* [RECORDS PROVIDED]

━━━━━━━━━━━━━━━━━━━━

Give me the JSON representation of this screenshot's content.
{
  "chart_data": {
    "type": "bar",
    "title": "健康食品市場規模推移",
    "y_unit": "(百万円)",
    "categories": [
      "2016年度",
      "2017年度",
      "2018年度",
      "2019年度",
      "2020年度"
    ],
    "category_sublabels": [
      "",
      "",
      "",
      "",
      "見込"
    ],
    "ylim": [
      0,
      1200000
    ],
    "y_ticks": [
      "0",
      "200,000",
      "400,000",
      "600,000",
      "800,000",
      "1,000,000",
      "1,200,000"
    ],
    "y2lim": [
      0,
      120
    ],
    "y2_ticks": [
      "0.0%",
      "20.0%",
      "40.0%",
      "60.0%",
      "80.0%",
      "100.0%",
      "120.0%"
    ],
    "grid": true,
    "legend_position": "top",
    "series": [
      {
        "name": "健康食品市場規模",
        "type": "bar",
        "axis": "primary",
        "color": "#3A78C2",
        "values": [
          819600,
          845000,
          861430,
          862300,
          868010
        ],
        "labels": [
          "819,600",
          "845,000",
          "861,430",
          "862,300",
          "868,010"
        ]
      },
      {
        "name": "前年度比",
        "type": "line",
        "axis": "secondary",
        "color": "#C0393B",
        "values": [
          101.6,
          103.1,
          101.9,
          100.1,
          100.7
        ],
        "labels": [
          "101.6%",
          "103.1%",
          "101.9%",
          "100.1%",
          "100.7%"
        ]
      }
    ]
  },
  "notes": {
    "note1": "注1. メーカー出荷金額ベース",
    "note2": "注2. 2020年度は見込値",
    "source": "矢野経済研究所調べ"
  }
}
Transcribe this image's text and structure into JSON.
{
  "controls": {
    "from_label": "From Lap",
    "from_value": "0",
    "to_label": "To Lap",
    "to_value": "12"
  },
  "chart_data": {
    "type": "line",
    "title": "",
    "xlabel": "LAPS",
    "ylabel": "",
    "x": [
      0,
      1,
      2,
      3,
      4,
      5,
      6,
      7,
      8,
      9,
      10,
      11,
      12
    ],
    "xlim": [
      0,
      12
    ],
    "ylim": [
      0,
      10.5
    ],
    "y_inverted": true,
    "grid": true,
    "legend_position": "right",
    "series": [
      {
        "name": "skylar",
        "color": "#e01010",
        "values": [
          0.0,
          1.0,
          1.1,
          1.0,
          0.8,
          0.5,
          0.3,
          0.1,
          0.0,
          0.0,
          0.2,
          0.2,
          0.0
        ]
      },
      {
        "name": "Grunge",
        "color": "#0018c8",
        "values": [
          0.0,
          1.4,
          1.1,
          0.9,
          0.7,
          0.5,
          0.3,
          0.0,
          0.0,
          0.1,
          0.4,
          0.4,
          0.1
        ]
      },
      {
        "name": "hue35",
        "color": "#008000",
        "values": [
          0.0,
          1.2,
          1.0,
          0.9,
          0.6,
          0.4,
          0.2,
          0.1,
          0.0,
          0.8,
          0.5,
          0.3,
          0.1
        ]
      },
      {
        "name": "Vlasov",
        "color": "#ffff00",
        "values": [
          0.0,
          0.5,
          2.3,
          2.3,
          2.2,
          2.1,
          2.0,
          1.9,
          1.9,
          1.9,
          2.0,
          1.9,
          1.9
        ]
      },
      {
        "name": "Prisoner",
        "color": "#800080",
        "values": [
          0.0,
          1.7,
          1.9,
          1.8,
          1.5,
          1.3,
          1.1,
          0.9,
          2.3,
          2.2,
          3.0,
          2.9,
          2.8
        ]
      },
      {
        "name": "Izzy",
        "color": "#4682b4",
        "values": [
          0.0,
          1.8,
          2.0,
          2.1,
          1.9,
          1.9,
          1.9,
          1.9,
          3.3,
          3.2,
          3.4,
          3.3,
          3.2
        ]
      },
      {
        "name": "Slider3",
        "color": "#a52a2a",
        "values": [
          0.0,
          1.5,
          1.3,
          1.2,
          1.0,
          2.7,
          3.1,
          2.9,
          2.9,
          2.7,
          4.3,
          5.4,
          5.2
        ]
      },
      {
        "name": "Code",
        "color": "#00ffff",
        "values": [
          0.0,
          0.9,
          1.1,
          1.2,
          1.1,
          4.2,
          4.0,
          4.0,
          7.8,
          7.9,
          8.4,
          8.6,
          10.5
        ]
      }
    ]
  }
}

━━━━━━━━━━━━━━━━━━━━

* [AIM]
Show the lines that mention the word "this".

* [ANSWER TO THE PROBLEM]
Give me the JSON representation of this screenshot's content.
Transcribe this image's text and structure into JSON.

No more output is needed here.